THE PROBLEM ▸ Find the line containing "What text is on this page?". Quote it and every line after it, exactly, through the end; skip pictures.

Extracted data entries ▸
## BEGIN

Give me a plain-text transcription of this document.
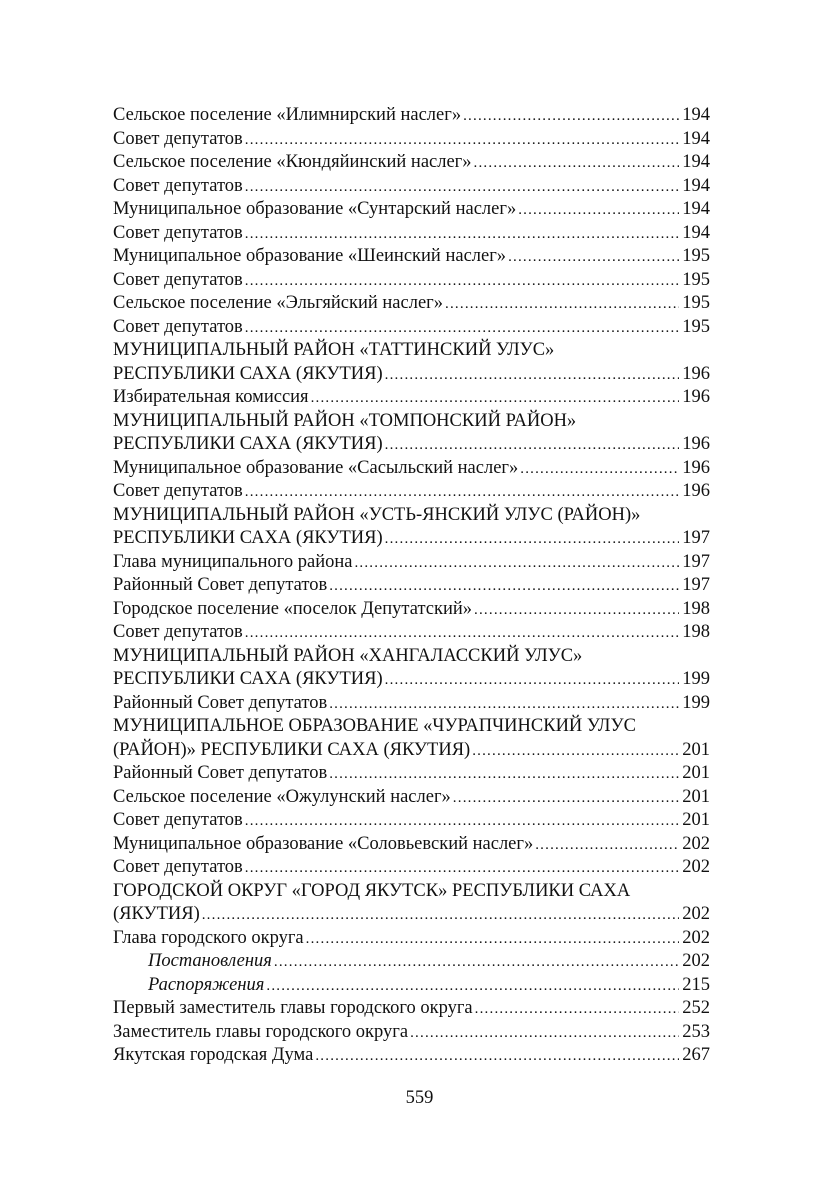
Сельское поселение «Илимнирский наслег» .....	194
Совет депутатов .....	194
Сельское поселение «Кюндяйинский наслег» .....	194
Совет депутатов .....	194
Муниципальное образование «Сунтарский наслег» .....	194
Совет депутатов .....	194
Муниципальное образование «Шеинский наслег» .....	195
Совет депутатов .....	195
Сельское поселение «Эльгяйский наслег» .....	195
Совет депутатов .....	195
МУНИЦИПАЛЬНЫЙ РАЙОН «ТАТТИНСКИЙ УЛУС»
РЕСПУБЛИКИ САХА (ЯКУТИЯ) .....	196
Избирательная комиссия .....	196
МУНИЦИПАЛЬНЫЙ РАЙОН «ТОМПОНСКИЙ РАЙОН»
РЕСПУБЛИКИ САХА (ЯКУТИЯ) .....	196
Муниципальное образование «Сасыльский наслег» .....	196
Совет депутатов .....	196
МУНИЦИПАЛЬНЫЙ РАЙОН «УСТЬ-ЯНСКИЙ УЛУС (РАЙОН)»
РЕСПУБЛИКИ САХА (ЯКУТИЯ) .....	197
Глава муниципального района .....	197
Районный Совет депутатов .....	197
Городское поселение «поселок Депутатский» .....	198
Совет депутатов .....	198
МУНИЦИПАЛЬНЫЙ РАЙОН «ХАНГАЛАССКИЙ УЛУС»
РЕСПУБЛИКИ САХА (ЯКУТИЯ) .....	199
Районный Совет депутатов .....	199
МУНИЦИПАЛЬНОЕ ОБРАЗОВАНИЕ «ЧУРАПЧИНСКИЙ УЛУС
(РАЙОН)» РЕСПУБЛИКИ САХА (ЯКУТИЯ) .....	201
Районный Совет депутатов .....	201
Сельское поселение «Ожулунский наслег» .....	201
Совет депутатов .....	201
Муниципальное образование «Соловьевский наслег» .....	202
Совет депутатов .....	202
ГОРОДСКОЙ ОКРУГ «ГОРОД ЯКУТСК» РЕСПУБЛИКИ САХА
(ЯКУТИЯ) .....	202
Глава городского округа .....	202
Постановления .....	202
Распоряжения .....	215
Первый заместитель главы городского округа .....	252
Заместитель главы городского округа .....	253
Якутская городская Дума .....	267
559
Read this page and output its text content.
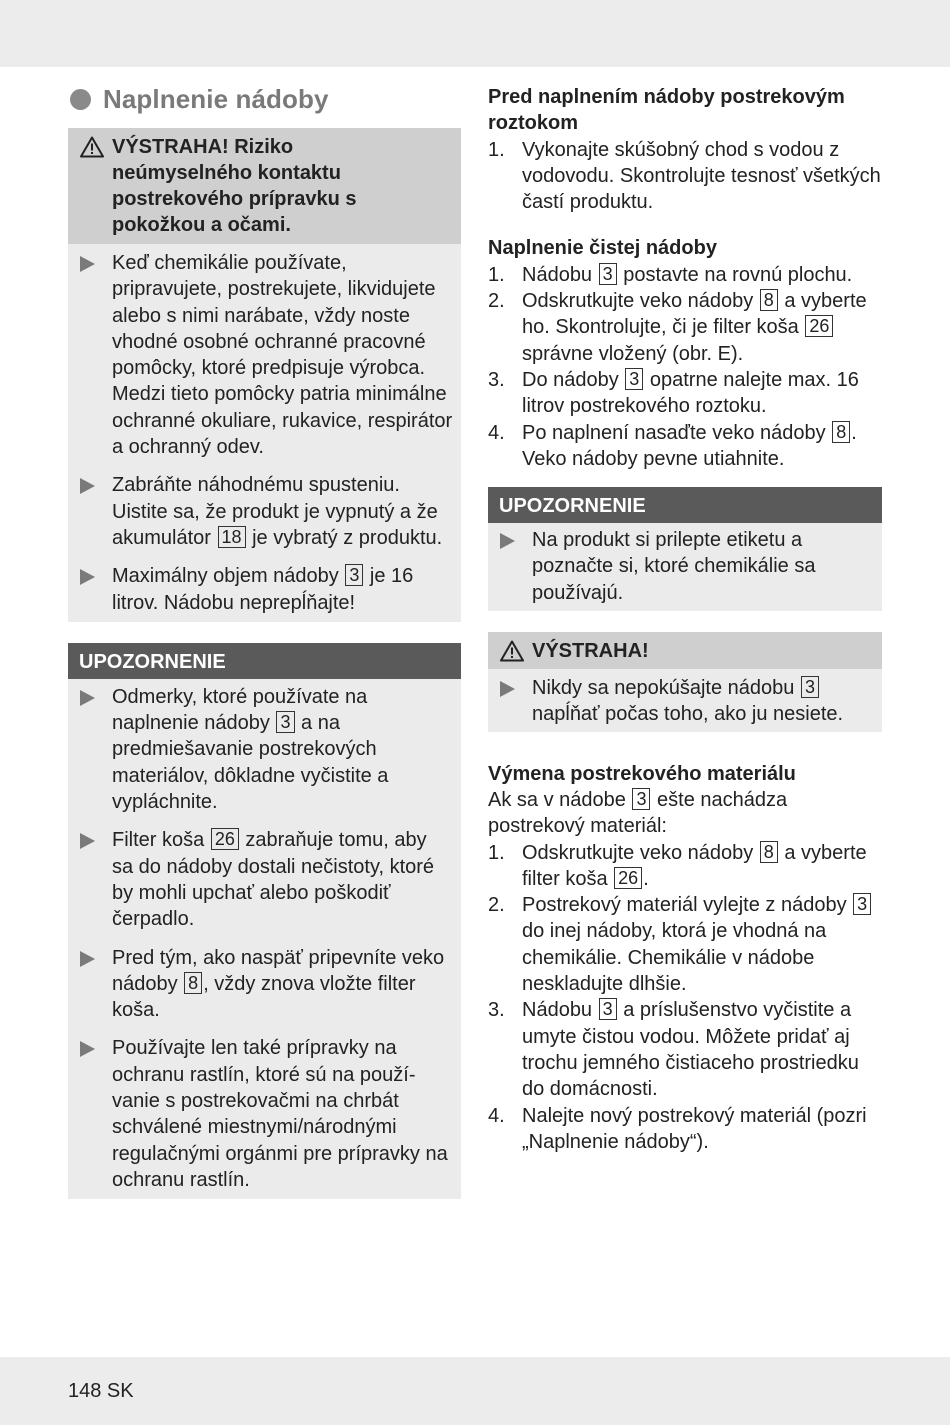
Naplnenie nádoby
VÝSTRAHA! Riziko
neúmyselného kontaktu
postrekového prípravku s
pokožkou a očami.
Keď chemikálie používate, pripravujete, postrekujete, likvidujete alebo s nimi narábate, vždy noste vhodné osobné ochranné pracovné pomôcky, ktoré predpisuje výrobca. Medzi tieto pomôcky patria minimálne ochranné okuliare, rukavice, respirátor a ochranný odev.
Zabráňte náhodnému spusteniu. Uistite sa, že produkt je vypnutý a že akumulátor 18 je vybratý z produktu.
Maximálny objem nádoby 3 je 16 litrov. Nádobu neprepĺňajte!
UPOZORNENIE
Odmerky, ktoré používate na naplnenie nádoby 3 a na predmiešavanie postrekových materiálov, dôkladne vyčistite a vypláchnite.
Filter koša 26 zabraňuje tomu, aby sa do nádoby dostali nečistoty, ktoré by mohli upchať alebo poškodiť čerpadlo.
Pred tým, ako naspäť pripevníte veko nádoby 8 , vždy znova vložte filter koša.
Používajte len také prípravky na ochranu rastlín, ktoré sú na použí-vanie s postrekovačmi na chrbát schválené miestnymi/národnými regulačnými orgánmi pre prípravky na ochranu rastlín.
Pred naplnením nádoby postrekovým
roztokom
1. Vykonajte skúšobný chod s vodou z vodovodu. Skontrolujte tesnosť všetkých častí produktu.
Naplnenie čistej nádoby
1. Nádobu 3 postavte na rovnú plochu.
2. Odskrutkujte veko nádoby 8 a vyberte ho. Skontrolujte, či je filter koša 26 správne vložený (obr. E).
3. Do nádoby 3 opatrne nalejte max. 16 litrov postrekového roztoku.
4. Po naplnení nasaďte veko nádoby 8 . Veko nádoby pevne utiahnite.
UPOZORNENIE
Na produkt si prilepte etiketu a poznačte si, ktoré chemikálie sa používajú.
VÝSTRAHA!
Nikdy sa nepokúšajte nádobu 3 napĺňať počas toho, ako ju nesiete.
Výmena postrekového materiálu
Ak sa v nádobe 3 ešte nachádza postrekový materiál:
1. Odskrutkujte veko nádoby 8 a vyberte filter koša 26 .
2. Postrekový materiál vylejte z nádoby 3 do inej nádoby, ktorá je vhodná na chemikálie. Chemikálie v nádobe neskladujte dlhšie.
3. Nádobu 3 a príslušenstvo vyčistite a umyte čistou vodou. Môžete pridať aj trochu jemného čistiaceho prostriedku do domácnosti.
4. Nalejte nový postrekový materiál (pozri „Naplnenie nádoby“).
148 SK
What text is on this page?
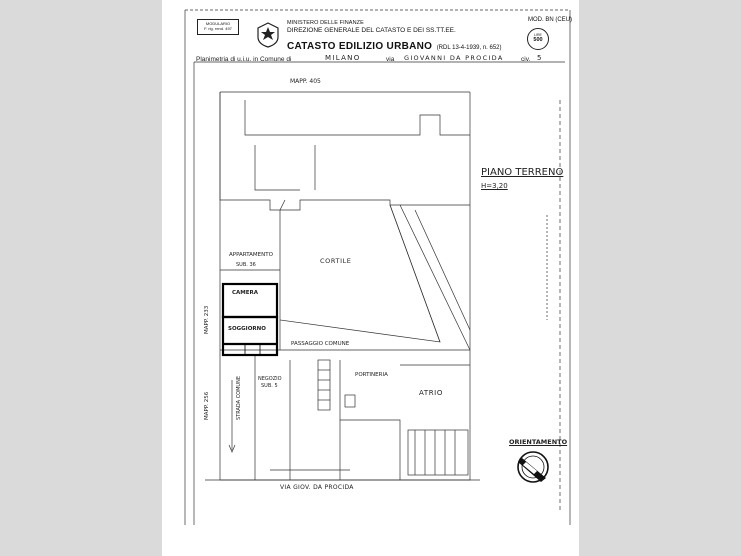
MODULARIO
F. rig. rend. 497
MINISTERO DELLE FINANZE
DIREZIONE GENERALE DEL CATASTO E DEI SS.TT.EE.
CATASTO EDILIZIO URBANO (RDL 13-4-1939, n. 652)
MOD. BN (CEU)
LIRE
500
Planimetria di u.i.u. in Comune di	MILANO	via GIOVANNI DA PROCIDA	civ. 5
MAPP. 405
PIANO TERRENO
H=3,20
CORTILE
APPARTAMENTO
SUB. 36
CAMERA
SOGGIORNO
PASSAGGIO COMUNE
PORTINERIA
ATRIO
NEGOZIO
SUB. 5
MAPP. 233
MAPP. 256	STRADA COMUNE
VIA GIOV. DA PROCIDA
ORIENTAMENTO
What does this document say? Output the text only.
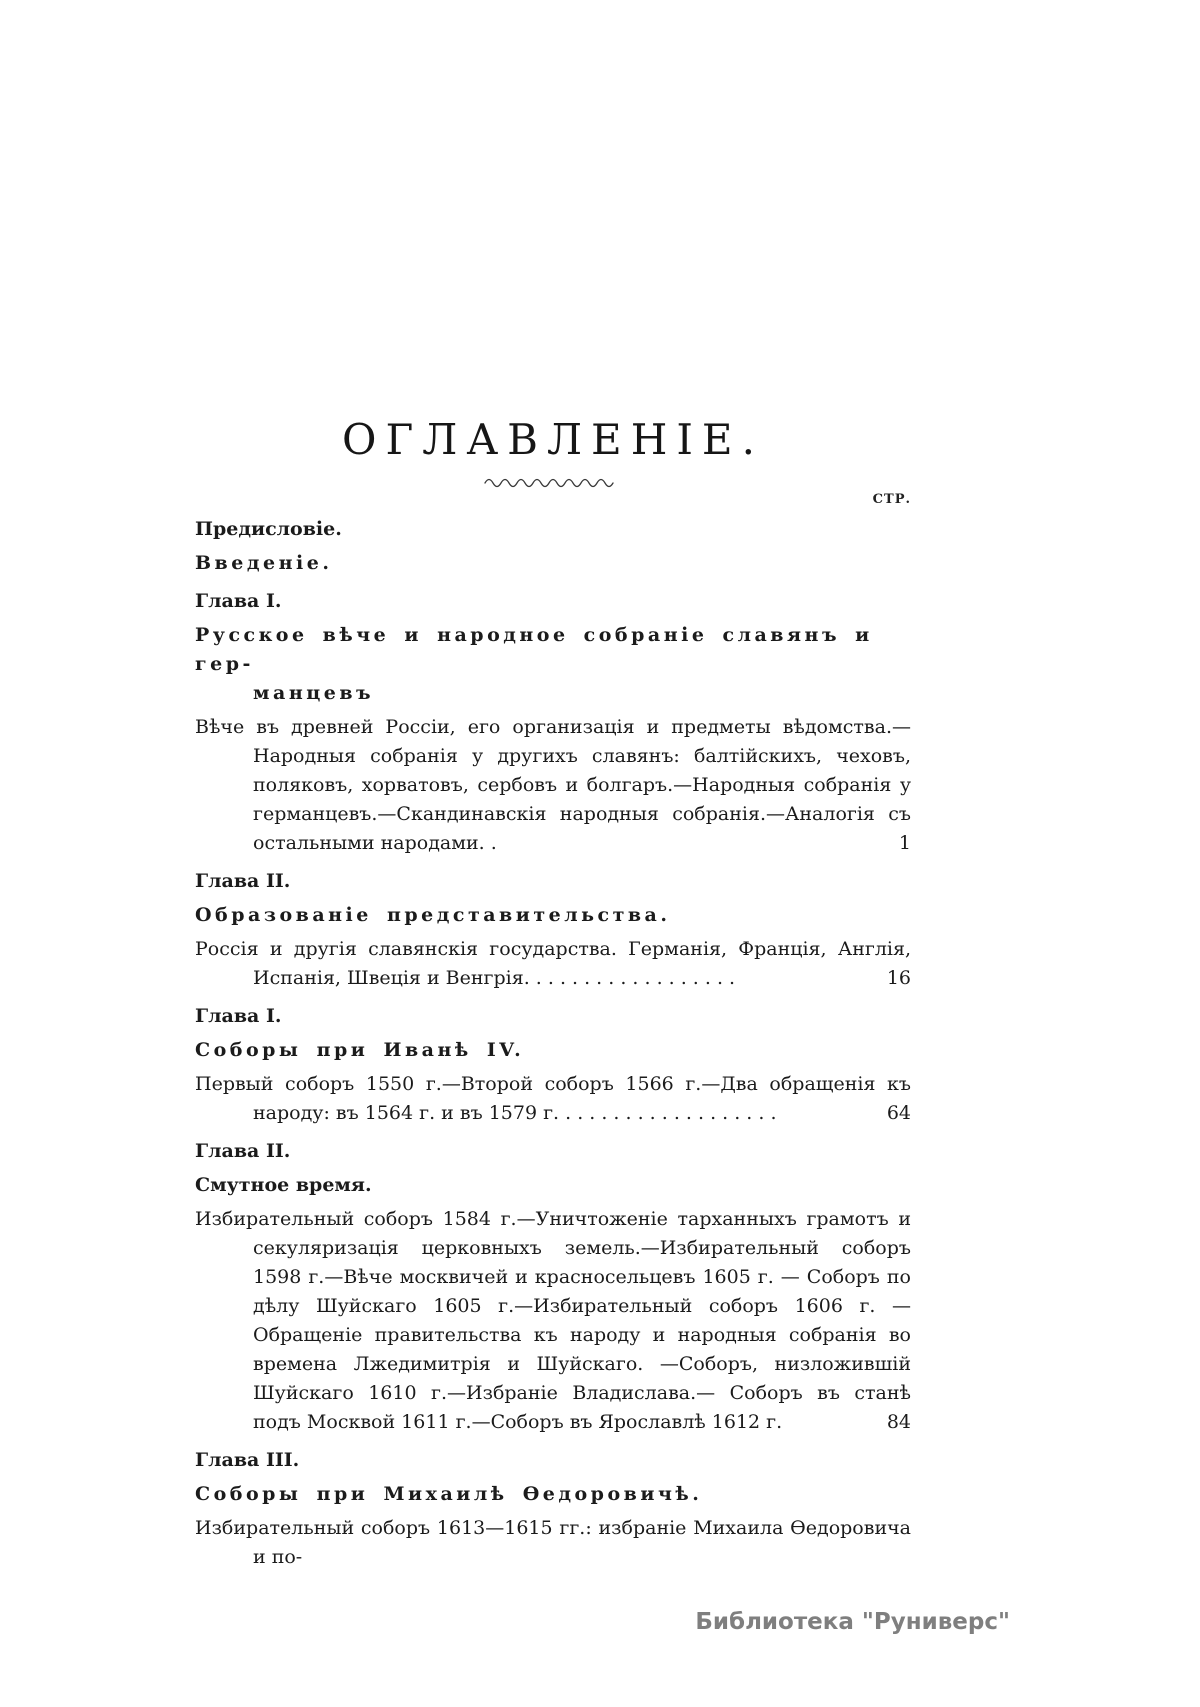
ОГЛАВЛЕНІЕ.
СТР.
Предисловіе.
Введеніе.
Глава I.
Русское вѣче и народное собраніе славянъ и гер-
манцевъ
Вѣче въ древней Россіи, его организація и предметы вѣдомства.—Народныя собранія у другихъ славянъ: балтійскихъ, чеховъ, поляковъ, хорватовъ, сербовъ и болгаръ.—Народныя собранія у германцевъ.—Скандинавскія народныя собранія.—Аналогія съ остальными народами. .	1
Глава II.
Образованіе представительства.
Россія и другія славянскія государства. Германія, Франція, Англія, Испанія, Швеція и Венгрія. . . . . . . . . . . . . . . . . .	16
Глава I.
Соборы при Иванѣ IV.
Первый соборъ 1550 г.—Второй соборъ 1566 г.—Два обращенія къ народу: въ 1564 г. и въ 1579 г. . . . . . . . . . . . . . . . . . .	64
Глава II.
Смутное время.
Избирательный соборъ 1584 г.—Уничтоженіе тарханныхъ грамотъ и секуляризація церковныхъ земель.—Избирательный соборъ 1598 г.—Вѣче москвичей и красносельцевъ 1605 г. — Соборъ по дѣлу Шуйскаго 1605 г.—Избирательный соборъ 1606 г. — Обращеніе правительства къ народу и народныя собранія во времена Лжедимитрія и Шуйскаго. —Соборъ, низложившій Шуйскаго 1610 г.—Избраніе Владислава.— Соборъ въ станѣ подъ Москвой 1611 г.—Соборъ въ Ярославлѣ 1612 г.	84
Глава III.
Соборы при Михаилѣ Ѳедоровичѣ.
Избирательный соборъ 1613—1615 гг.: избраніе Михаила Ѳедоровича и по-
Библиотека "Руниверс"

## END

PROBLEM SOLUTION ▸
What text is on this page?
MODULARIO
F. rig. rend. 497
MINISTERO DELLE FINANZE
DIREZIONE GENERALE DEL CATASTO E DEI SS.TT.EE.
CATASTO EDILIZIO URBANO (RDL 13-4-1939, n. 652)
MOD. BN (CEU)
LIRE
500
Planimetria di u.i.u. in Comune di	MILANO	via GIOVANNI DA PROCIDA	civ. 5
MAPP. 405
PIANO TERRENO
H=3,20
CORTILE
APPARTAMENTO
SUB. 36
CAMERA
SOGGIORNO
PASSAGGIO COMUNE
PORTINERIA
ATRIO
NEGOZIO
SUB. 5
MAPP. 233
MAPP. 256	STRADA COMUNE
VIA GIOV. DA PROCIDA
ORIENTAMENTO
What does this document say? Output the text only.
ОГЛАВЛЕНІЕ.
СТР.
Предисловіе.
Введеніе.
Глава I.
Русское вѣче и народное собраніе славянъ и гер-
манцевъ
Вѣче въ древней Россіи, его организація и предметы вѣдомства.—Народныя собранія у другихъ славянъ: балтійскихъ, чеховъ, поляковъ, хорватовъ, сербовъ и болгаръ.—Народныя собранія у германцевъ.—Скандинавскія народныя собранія.—Аналогія съ остальными народами. .	1
Глава II.
Образованіе представительства.
Россія и другія славянскія государства. Германія, Франція, Англія, Испанія, Швеція и Венгрія. . . . . . . . . . . . . . . . . .	16
Глава I.
Соборы при Иванѣ IV.
Первый соборъ 1550 г.—Второй соборъ 1566 г.—Два обращенія къ народу: въ 1564 г. и въ 1579 г. . . . . . . . . . . . . . . . . . .	64
Глава II.
Смутное время.
Избирательный соборъ 1584 г.—Уничтоженіе тарханныхъ грамотъ и секуляризація церковныхъ земель.—Избирательный соборъ 1598 г.—Вѣче москвичей и красносельцевъ 1605 г. — Соборъ по дѣлу Шуйскаго 1605 г.—Избирательный соборъ 1606 г. — Обращеніе правительства къ народу и народныя собранія во времена Лжедимитрія и Шуйскаго. —Соборъ, низложившій Шуйскаго 1610 г.—Избраніе Владислава.— Соборъ въ станѣ подъ Москвой 1611 г.—Соборъ въ Ярославлѣ 1612 г.	84
Глава III.
Соборы при Михаилѣ Ѳедоровичѣ.
Избирательный соборъ 1613—1615 гг.: избраніе Михаила Ѳедоровича и по-
Библиотека "Руниверс"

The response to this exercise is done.